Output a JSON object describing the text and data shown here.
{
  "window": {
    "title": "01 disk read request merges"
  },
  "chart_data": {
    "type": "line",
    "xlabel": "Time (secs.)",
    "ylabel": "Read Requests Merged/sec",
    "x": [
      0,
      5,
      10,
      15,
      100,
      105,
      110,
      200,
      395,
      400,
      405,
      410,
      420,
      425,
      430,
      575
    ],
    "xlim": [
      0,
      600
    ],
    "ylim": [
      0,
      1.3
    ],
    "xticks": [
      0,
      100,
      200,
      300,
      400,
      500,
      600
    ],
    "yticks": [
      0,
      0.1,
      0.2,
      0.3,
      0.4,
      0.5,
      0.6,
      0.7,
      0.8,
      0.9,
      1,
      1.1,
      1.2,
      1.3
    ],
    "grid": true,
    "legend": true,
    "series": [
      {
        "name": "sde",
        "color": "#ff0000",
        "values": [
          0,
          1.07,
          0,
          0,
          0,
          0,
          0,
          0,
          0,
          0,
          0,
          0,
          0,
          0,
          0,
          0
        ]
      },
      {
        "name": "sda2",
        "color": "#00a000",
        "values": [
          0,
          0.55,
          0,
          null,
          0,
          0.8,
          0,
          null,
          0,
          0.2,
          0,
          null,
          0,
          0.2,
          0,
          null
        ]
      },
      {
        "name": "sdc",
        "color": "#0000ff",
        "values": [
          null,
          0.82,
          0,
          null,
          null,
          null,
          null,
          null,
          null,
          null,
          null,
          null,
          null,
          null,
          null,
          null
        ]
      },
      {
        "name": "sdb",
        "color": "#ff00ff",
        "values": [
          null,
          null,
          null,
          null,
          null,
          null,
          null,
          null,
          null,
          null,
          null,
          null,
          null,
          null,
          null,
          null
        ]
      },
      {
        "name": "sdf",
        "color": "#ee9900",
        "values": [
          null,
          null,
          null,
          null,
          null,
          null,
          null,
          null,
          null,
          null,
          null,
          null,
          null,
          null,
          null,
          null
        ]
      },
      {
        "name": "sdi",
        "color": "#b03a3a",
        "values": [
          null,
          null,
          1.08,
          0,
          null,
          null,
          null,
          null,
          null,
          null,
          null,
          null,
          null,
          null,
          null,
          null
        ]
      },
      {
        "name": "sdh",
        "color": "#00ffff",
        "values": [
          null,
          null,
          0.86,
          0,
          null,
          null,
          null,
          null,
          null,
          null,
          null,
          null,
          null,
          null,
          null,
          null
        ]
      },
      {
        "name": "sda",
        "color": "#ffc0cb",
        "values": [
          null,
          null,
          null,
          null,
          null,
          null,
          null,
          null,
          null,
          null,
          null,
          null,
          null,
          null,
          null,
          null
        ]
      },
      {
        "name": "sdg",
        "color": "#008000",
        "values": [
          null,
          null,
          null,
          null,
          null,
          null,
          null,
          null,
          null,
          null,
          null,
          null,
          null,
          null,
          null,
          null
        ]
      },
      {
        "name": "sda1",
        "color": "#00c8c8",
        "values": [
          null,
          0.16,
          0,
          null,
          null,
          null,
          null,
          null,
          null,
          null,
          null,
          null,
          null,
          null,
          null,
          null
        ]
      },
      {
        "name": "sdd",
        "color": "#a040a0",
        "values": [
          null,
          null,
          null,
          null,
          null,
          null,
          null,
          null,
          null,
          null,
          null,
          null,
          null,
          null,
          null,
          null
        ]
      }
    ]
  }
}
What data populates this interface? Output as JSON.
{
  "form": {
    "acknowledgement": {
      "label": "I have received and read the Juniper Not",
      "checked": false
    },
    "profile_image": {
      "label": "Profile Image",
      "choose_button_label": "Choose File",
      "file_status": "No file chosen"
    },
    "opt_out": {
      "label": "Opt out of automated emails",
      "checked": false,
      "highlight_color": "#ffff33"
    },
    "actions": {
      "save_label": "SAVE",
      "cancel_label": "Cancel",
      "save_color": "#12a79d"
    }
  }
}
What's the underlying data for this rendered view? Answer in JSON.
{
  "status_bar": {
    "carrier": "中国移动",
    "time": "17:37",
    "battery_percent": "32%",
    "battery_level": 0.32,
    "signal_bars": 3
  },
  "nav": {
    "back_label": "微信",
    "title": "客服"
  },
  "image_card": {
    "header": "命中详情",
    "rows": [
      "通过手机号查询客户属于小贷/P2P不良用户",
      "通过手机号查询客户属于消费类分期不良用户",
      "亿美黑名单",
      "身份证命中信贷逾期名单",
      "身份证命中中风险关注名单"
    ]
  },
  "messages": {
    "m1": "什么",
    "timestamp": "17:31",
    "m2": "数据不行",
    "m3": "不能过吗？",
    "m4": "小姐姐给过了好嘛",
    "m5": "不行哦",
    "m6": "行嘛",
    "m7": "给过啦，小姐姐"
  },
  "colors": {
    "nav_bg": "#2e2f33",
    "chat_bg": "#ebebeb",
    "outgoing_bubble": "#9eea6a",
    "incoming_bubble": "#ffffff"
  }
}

------------------------

• **What the task asks**
All the entries above need to be reproduced exactly.

• **Correct result**
Output a JSON object describing the text and data shown here.
{
  "window": {
    "title": "01 disk read request merges"
  },
  "chart_data": {
    "type": "line",
    "xlabel": "Time (secs.)",
    "ylabel": "Read Requests Merged/sec",
    "x": [
      0,
      5,
      10,
      15,
      100,
      105,
      110,
      200,
      395,
      400,
      405,
      410,
      420,
      425,
      430,
      575
    ],
    "xlim": [
      0,
      600
    ],
    "ylim": [
      0,
      1.3
    ],
    "xticks": [
      0,
      100,
      200,
      300,
      400,
      500,
      600
    ],
    "yticks": [
      0,
      0.1,
      0.2,
      0.3,
      0.4,
      0.5,
      0.6,
      0.7,
      0.8,
      0.9,
      1,
      1.1,
      1.2,
      1.3
    ],
    "grid": true,
    "legend": true,
    "series": [
      {
        "name": "sde",
        "color": "#ff0000",
        "values": [
          0,
          1.07,
          0,
          0,
          0,
          0,
          0,
          0,
          0,
          0,
          0,
          0,
          0,
          0,
          0,
          0
        ]
      },
      {
        "name": "sda2",
        "color": "#00a000",
        "values": [
          0,
          0.55,
          0,
          null,
          0,
          0.8,
          0,
          null,
          0,
          0.2,
          0,
          null,
          0,
          0.2,
          0,
          null
        ]
      },
      {
        "name": "sdc",
        "color": "#0000ff",
        "values": [
          null,
          0.82,
          0,
          null,
          null,
          null,
          null,
          null,
          null,
          null,
          null,
          null,
          null,
          null,
          null,
          null
        ]
      },
      {
        "name": "sdb",
        "color": "#ff00ff",
        "values": [
          null,
          null,
          null,
          null,
          null,
          null,
          null,
          null,
          null,
          null,
          null,
          null,
          null,
          null,
          null,
          null
        ]
      },
      {
        "name": "sdf",
        "color": "#ee9900",
        "values": [
          null,
          null,
          null,
          null,
          null,
          null,
          null,
          null,
          null,
          null,
          null,
          null,
          null,
          null,
          null,
          null
        ]
      },
      {
        "name": "sdi",
        "color": "#b03a3a",
        "values": [
          null,
          null,
          1.08,
          0,
          null,
          null,
          null,
          null,
          null,
          null,
          null,
          null,
          null,
          null,
          null,
          null
        ]
      },
      {
        "name": "sdh",
        "color": "#00ffff",
        "values": [
          null,
          null,
          0.86,
          0,
          null,
          null,
          null,
          null,
          null,
          null,
          null,
          null,
          null,
          null,
          null,
          null
        ]
      },
      {
        "name": "sda",
        "color": "#ffc0cb",
        "values": [
          null,
          null,
          null,
          null,
          null,
          null,
          null,
          null,
          null,
          null,
          null,
          null,
          null,
          null,
          null,
          null
        ]
      },
      {
        "name": "sdg",
        "color": "#008000",
        "values": [
          null,
          null,
          null,
          null,
          null,
          null,
          null,
          null,
          null,
          null,
          null,
          null,
          null,
          null,
          null,
          null
        ]
      },
      {
        "name": "sda1",
        "color": "#00c8c8",
        "values": [
          null,
          0.16,
          0,
          null,
          null,
          null,
          null,
          null,
          null,
          null,
          null,
          null,
          null,
          null,
          null,
          null
        ]
      },
      {
        "name": "sdd",
        "color": "#a040a0",
        "values": [
          null,
          null,
          null,
          null,
          null,
          null,
          null,
          null,
          null,
          null,
          null,
          null,
          null,
          null,
          null,
          null
        ]
      }
    ]
  }
}
What data populates this interface? Output as JSON.
{
  "form": {
    "acknowledgement": {
      "label": "I have received and read the Juniper Not",
      "checked": false
    },
    "profile_image": {
      "label": "Profile Image",
      "choose_button_label": "Choose File",
      "file_status": "No file chosen"
    },
    "opt_out": {
      "label": "Opt out of automated emails",
      "checked": false,
      "highlight_color": "#ffff33"
    },
    "actions": {
      "save_label": "SAVE",
      "cancel_label": "Cancel",
      "save_color": "#12a79d"
    }
  }
}
What's the underlying data for this rendered view? Answer in JSON.
{
  "status_bar": {
    "carrier": "中国移动",
    "time": "17:37",
    "battery_percent": "32%",
    "battery_level": 0.32,
    "signal_bars": 3
  },
  "nav": {
    "back_label": "微信",
    "title": "客服"
  },
  "image_card": {
    "header": "命中详情",
    "rows": [
      "通过手机号查询客户属于小贷/P2P不良用户",
      "通过手机号查询客户属于消费类分期不良用户",
      "亿美黑名单",
      "身份证命中信贷逾期名单",
      "身份证命中中风险关注名单"
    ]
  },
  "messages": {
    "m1": "什么",
    "timestamp": "17:31",
    "m2": "数据不行",
    "m3": "不能过吗？",
    "m4": "小姐姐给过了好嘛",
    "m5": "不行哦",
    "m6": "行嘛",
    "m7": "给过啦，小姐姐"
  },
  "colors": {
    "nav_bg": "#2e2f33",
    "chat_bg": "#ebebeb",
    "outgoing_bubble": "#9eea6a",
    "incoming_bubble": "#ffffff"
  }
}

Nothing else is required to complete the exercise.